Exercise brief: All of the records below need to be copied exactly.

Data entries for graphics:
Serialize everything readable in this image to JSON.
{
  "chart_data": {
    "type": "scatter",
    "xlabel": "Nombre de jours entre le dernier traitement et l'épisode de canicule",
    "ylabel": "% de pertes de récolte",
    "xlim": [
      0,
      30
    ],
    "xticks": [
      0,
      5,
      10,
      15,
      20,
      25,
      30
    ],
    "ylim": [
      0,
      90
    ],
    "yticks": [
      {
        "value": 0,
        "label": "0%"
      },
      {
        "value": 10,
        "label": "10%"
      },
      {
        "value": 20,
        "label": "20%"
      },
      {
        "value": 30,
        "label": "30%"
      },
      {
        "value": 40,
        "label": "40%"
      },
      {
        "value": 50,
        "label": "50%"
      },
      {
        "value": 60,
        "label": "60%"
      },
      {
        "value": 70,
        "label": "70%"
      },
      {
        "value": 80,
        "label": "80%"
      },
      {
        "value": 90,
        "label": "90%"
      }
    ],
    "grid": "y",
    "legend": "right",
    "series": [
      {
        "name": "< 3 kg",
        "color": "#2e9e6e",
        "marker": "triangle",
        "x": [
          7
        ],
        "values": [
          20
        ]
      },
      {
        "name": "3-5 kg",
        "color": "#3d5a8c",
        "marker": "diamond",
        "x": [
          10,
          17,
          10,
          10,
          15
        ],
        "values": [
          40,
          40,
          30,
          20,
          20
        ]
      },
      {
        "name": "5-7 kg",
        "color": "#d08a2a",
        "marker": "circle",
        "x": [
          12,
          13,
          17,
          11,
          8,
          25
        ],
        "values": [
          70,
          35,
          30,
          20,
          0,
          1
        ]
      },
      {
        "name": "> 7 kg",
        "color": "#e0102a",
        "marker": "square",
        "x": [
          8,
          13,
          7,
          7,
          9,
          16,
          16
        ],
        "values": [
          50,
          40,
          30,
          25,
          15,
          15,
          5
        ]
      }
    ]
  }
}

Exercise response:
Serialize everything readable in this image to JSON.
{
  "chart_data": {
    "type": "scatter",
    "xlabel": "Nombre de jours entre le dernier traitement et l'épisode de canicule",
    "ylabel": "% de pertes de récolte",
    "xlim": [
      0,
      30
    ],
    "xticks": [
      0,
      5,
      10,
      15,
      20,
      25,
      30
    ],
    "ylim": [
      0,
      90
    ],
    "yticks": [
      {
        "value": 0,
        "label": "0%"
      },
      {
        "value": 10,
        "label": "10%"
      },
      {
        "value": 20,
        "label": "20%"
      },
      {
        "value": 30,
        "label": "30%"
      },
      {
        "value": 40,
        "label": "40%"
      },
      {
        "value": 50,
        "label": "50%"
      },
      {
        "value": 60,
        "label": "60%"
      },
      {
        "value": 70,
        "label": "70%"
      },
      {
        "value": 80,
        "label": "80%"
      },
      {
        "value": 90,
        "label": "90%"
      }
    ],
    "grid": "y",
    "legend": "right",
    "series": [
      {
        "name": "< 3 kg",
        "color": "#2e9e6e",
        "marker": "triangle",
        "x": [
          7
        ],
        "values": [
          20
        ]
      },
      {
        "name": "3-5 kg",
        "color": "#3d5a8c",
        "marker": "diamond",
        "x": [
          10,
          17,
          10,
          10,
          15
        ],
        "values": [
          40,
          40,
          30,
          20,
          20
        ]
      },
      {
        "name": "5-7 kg",
        "color": "#d08a2a",
        "marker": "circle",
        "x": [
          12,
          13,
          17,
          11,
          8,
          25
        ],
        "values": [
          70,
          35,
          30,
          20,
          0,
          1
        ]
      },
      {
        "name": "> 7 kg",
        "color": "#e0102a",
        "marker": "square",
        "x": [
          8,
          13,
          7,
          7,
          9,
          16,
          16
        ],
        "values": [
          50,
          40,
          30,
          25,
          15,
          15,
          5
        ]
      }
    ]
  }
}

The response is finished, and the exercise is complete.